__What to work on__: Below are the records; copy each line in them that holds the word "Step".

* start *

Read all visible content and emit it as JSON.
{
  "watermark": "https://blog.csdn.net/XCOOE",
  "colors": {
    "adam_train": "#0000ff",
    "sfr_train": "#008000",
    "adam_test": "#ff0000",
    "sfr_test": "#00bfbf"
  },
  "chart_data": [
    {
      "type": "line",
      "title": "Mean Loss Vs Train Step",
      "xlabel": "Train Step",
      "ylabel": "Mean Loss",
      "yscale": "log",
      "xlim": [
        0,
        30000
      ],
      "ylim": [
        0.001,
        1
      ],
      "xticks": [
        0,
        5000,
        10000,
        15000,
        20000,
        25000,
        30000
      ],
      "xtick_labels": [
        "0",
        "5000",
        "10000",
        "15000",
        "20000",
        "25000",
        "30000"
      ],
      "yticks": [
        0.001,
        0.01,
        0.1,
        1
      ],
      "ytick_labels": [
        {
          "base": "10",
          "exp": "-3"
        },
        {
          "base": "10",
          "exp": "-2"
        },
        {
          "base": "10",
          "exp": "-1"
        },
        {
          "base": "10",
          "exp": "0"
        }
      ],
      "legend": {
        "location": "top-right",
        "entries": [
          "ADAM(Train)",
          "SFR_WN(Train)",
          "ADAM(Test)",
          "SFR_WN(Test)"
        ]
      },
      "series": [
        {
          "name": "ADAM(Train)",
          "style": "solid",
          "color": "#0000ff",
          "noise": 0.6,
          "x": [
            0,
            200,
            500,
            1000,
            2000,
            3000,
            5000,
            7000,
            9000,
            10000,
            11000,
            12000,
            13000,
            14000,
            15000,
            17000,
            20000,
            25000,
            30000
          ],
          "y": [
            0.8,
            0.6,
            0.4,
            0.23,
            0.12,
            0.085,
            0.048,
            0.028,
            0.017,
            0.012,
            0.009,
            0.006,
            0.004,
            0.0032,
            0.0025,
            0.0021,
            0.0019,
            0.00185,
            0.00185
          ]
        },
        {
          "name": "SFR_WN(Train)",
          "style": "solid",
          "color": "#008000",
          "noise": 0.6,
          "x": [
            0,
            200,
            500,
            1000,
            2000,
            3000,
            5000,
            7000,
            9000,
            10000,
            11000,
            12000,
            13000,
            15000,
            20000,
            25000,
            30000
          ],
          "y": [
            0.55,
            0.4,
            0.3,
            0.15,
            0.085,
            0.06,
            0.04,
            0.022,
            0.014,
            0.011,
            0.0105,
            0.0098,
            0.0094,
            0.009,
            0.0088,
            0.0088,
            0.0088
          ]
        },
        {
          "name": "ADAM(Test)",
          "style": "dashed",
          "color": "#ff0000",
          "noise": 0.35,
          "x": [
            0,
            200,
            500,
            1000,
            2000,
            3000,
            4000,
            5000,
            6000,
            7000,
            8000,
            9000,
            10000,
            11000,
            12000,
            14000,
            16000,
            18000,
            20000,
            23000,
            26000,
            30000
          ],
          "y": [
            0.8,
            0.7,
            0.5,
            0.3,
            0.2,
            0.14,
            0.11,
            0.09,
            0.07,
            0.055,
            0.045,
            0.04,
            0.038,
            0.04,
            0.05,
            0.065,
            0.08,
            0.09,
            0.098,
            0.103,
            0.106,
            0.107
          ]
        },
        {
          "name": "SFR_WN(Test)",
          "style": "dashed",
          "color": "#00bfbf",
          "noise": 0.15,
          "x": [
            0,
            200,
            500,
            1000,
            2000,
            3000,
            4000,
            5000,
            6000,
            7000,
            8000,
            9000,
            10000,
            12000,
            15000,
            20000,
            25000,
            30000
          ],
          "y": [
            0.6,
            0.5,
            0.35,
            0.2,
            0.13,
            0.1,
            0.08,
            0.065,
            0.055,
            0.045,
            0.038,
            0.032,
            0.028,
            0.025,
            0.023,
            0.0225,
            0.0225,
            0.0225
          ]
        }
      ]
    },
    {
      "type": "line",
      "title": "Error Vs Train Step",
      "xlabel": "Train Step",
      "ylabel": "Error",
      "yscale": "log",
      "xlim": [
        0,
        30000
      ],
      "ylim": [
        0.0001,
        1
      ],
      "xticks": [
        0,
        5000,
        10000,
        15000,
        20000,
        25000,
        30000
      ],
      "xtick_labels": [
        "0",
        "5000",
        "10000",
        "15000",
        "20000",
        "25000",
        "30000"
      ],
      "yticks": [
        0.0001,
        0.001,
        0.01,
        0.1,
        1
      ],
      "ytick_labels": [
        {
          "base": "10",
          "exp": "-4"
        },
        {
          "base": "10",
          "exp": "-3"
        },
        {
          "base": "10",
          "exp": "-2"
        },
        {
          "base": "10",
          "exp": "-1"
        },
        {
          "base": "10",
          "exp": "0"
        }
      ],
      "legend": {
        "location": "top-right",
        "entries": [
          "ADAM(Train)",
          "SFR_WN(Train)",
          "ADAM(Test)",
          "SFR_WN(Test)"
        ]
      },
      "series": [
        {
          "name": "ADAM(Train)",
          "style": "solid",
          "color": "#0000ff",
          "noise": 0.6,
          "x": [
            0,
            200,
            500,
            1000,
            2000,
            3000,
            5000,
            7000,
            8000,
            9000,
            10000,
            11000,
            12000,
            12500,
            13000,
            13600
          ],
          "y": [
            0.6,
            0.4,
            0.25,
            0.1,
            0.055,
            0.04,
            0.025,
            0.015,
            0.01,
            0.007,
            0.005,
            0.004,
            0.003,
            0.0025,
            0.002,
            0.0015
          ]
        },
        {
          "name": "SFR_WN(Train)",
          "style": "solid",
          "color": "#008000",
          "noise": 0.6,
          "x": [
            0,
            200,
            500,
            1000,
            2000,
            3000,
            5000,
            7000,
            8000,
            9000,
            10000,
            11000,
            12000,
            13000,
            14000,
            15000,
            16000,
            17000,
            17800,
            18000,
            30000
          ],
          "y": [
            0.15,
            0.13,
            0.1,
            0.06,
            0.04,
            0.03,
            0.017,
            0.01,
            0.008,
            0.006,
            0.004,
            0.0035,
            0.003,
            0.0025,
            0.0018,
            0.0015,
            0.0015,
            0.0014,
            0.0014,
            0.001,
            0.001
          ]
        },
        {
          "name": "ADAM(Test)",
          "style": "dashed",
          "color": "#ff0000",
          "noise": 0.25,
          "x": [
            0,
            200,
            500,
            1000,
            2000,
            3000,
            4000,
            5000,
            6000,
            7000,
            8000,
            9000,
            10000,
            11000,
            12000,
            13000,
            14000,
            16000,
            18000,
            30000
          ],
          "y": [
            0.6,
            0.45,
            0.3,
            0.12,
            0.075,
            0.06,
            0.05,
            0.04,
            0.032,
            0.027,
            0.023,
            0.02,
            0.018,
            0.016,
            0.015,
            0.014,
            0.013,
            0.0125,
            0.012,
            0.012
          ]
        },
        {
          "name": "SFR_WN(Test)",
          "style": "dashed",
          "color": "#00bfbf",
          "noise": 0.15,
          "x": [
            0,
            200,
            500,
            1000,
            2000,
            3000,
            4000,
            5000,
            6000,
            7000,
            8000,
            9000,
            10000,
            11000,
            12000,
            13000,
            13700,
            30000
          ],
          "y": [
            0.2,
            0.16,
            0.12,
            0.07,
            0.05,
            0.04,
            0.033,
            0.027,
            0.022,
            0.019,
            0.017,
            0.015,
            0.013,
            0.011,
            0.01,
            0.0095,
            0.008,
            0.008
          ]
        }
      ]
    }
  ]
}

* end *

__Solved exercise__:
      "title": "Mean Loss Vs Train Step",
      "xlabel": "Train Step",
      "title": "Error Vs Train Step",
      "xlabel": "Train Step",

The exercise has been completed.